Apa yang Diharapkan = Bisakah Anda menuliskan kembali tanpa perubahan bagian teks tentang etika birokrasi di bawah ini, di antara "4. Aparat harus" dan "sebagai pengayom.", termasuk kedua bagian itu?

Teks Dokumen =
+-------+

Etika
birokrasi berkaitan erat dengan moralitas dan mentalitas aparat birokrasi dalam
melaksanakan fungsi-fungsi pemerintahan itu sendiri yang tercermin dalam fungsi
pokok pemerintahan: fungsi pelayanan, pengaturan/regulasi dan fungsi
pemberdayaan masyarakat.
Etika penting dalam birokrasi.
Pertama, masalah yang ada dalam birokrasi semakin lama semakin komplek. Kedua,
keberhasilan pembangunan yang telah meningkatkan dinamika dan kecepatan
perubahan dalam lingkungan birokrasi. Birokrasi melakukan adjusment
(penyesuaian) yang menuntutdiscretionary power (kekuatan
pertimbangan/kebijaksanaan) yang besar.
Pemerintah memiliki pola prilaku
yang wajib dijadikan sebagai pedoman atau kode etik berlaku bagi setiap
aparaturnya. Etika dalam birokrasi harus ditimbulkan dengan berlandaskan pada
paham dasar yang mencerminkan sistem yang hidup dalam masyarakat harus
dipedomani serta diwujudkan oleh setiap aparat dalam hidup bermasyarakat,
berbangsa dan bernegara. Secara umum nilai-nilai suatu etika yang perlu
dijadikan pedoman dan perlu dipraktekkan secara operasional antara lain:
1. Aparat wajib mengabdi kepada
kepentingan umum
2. Aparat adalah motor penggerak “head“
dan “heart“ bagi kehidupan
bermasyarakat, berbangsa dan bernegara
3. Aparat harus berdiri di tengah-tengah,
bersikap terbuka dan tidak memihak (mediator)
4. Aparat harus jujur, bersih dan
berwibawa
5. Aparat harus bersifat diskresif, bisa
membedakan mana yang rahasia dan tidak rahasia, mana yang penting dan tidak
penting
6. Aparat harus selalu bijaksana dan
sebagai pengayom.
Berbagai
sifat psikis, kepribadian (jatidiri), harga dirii, kejujuran yang diisyaratkan
oleh teori sifat pada hakikatnya merupakan kode etik bagi siapapun yang akan
bertugas sebagai aparat. Aparat seyogyianya tidak bekerja terkotak-kotak,
menganggap dialah yang penting atau menentukan, seharusnya aparatur bekerja
secara menyeluruh. Oleh sebab itu tidak hanya mementingkan bidangnya
sendiri-sendiri. Dalam kaitan itu dipandang penting pula koordinasi,
sinkronisasi, integrasi. Sehingga dapat berbuat dan bertindak sesuai dengan
tingkah laku dan perilaku aparatur yang terpuji.

+-------+

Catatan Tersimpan
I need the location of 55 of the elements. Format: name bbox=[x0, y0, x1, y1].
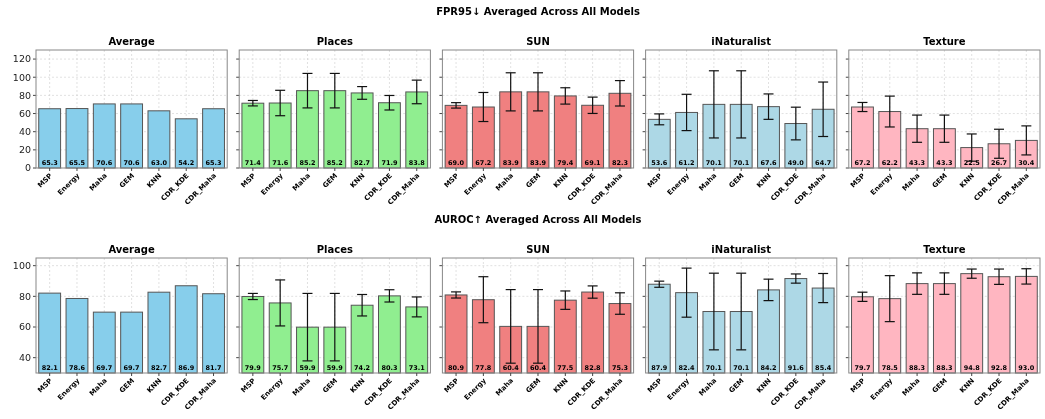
chart-title: iNaturalist bbox=[711, 244, 772, 255]
bar bbox=[905, 128, 929, 169]
bar bbox=[38, 108, 62, 169]
bar bbox=[350, 92, 374, 169]
chart-title: SUN bbox=[526, 36, 550, 47]
chart-title: iNaturalist bbox=[711, 36, 772, 47]
bar bbox=[444, 104, 468, 169]
bar bbox=[729, 103, 753, 169]
y-tick-label: 60 bbox=[18, 107, 31, 119]
bar bbox=[65, 108, 89, 169]
bar bbox=[174, 118, 198, 169]
bar bbox=[757, 106, 780, 169]
y-tick-label: 120 bbox=[12, 53, 31, 65]
bar bbox=[526, 91, 550, 169]
bar bbox=[147, 110, 171, 169]
chart-title: Texture bbox=[923, 36, 966, 47]
y-tick-label: 40 bbox=[18, 126, 31, 138]
bar bbox=[784, 123, 808, 169]
bar bbox=[471, 106, 495, 169]
chart-title: Average bbox=[108, 244, 155, 255]
bar bbox=[675, 111, 698, 169]
y-tick-label: 20 bbox=[18, 144, 31, 156]
y-tick-label: 100 bbox=[12, 259, 31, 271]
y-tick-label: 80 bbox=[18, 290, 31, 302]
y-tick-label: 100 bbox=[12, 71, 31, 83]
bar bbox=[268, 102, 292, 169]
chart-subtitle: AUROC↑ Averaged Across All Models bbox=[434, 214, 642, 225]
bar bbox=[323, 90, 347, 169]
bar bbox=[405, 91, 429, 169]
y-tick-label: 80 bbox=[18, 89, 31, 101]
y-tick-label: 40 bbox=[18, 351, 31, 363]
bar bbox=[120, 103, 144, 169]
bar bbox=[553, 95, 577, 169]
bar bbox=[378, 102, 401, 169]
chart-title: Places bbox=[316, 36, 353, 47]
bar bbox=[296, 90, 319, 169]
bar bbox=[811, 108, 835, 169]
bar bbox=[851, 106, 874, 169]
y-tick-label: 0 bbox=[24, 162, 31, 174]
chart-title: Average bbox=[108, 36, 155, 47]
bar bbox=[92, 103, 116, 169]
bar bbox=[241, 102, 265, 169]
chart-subtitle: FPR95↓ Averaged Across All Models bbox=[436, 6, 640, 17]
bar bbox=[932, 128, 956, 169]
bar bbox=[581, 104, 605, 169]
chart-title: SUN bbox=[526, 244, 550, 255]
y-tick-label: 60 bbox=[18, 321, 31, 333]
bar bbox=[647, 118, 671, 169]
bar bbox=[202, 108, 225, 169]
bar bbox=[702, 103, 726, 169]
bar bbox=[608, 92, 632, 169]
chart-title: Texture bbox=[923, 244, 966, 255]
bar bbox=[878, 111, 902, 169]
chart-title: Places bbox=[316, 244, 353, 255]
bar bbox=[499, 91, 523, 169]
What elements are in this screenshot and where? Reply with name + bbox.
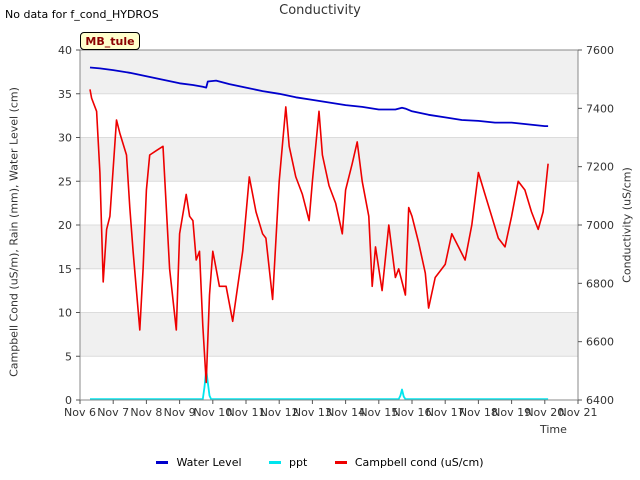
y-axis-label-right: Conductivity (uS/cm) <box>620 167 634 283</box>
y-tick-label-right: 6800 <box>586 277 614 290</box>
x-axis-label: Time <box>540 423 567 436</box>
y-tick-label-left: 30 <box>58 132 72 145</box>
y-tick-label-left: 35 <box>58 88 72 101</box>
y-axis-label-left: Campbell Cond (uS/m), Rain (mm), Water L… <box>7 87 21 377</box>
legend-swatch-campbell-cond <box>334 461 347 464</box>
x-tick-label: Nov 12 <box>260 406 299 419</box>
y-tick-label-right: 7400 <box>586 102 614 115</box>
y-tick-label-right: 6400 <box>586 394 614 407</box>
x-tick-label: Nov 20 <box>525 406 564 419</box>
legend-swatch-ppt <box>269 461 282 464</box>
background-band <box>80 137 578 182</box>
legend-label-campbell-cond: Campbell cond (uS/cm) <box>354 456 484 469</box>
y-tick-label-left: 10 <box>58 307 72 320</box>
y-tick-label-right: 6600 <box>586 336 614 349</box>
series-line-ppt <box>90 368 549 400</box>
y-tick-label-left: 5 <box>65 350 72 363</box>
series-line-water-level <box>89 66 549 127</box>
x-tick-label: Nov 18 <box>459 406 498 419</box>
x-tick-label: Nov 15 <box>359 406 398 419</box>
legend-item-water-level: Water Level <box>156 456 242 469</box>
x-tick-label: Nov 11 <box>227 406 266 419</box>
legend-label-water-level: Water Level <box>176 456 242 469</box>
legend: Water Level ppt Campbell cond (uS/cm) <box>0 454 640 469</box>
y-tick-label-left: 0 <box>65 394 72 407</box>
background-band <box>80 312 578 357</box>
chart-title: Conductivity <box>279 3 361 18</box>
y-tick-label-left: 20 <box>58 219 72 232</box>
axis-ticks: 0 5 10 15 20 25 30 35 40 6400 6600 6800 7000 7200 7400… <box>58 44 614 419</box>
x-tick-label: Nov 21 <box>559 406 598 419</box>
legend-swatch-water-level <box>156 461 169 464</box>
x-tick-label: Nov 7 <box>97 406 129 419</box>
legend-item-ppt: ppt <box>269 456 307 469</box>
x-tick-label: Nov 8 <box>130 406 162 419</box>
x-tick-label: Nov 19 <box>492 406 531 419</box>
series-line-campbell-cond-us-cm <box>89 89 549 384</box>
y-tick-label-right: 7600 <box>586 44 614 57</box>
site-tag: MB_tule <box>80 32 140 50</box>
x-tick-label: Nov 13 <box>293 406 332 419</box>
x-tick-label: Nov 6 <box>64 406 96 419</box>
y-tick-label-left: 15 <box>58 263 72 276</box>
y-tick-label-left: 25 <box>58 175 72 188</box>
no-data-note: No data for f_cond_HYDROS <box>5 8 159 21</box>
legend-label-ppt: ppt <box>289 456 308 469</box>
y-tick-label-right: 7000 <box>586 219 614 232</box>
x-tick-label: Nov 17 <box>426 406 465 419</box>
series-layer <box>89 66 549 400</box>
y-tick-label-left: 40 <box>58 44 72 57</box>
x-tick-label: Nov 9 <box>164 406 196 419</box>
legend-item-campbell-cond: Campbell cond (uS/cm) <box>334 456 484 469</box>
background-band <box>80 50 578 94</box>
x-tick-label: Nov 10 <box>193 406 232 419</box>
y-tick-label-right: 7200 <box>586 161 614 174</box>
x-tick-label: Nov 14 <box>326 406 365 419</box>
background-band <box>80 225 578 269</box>
x-tick-label: Nov 16 <box>393 406 432 419</box>
background-bands <box>80 50 578 357</box>
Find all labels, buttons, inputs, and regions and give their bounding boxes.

+-------+

Penyelesaian Tugas =
4. Aparat harus jujur, bersih dan
berwibawa
5. Aparat harus bersifat diskresif, bisa
membedakan mana yang rahasia dan tidak rahasia, mana yang penting dan tidak
penting
6. Aparat harus selalu bijaksana dan
sebagai pengayom.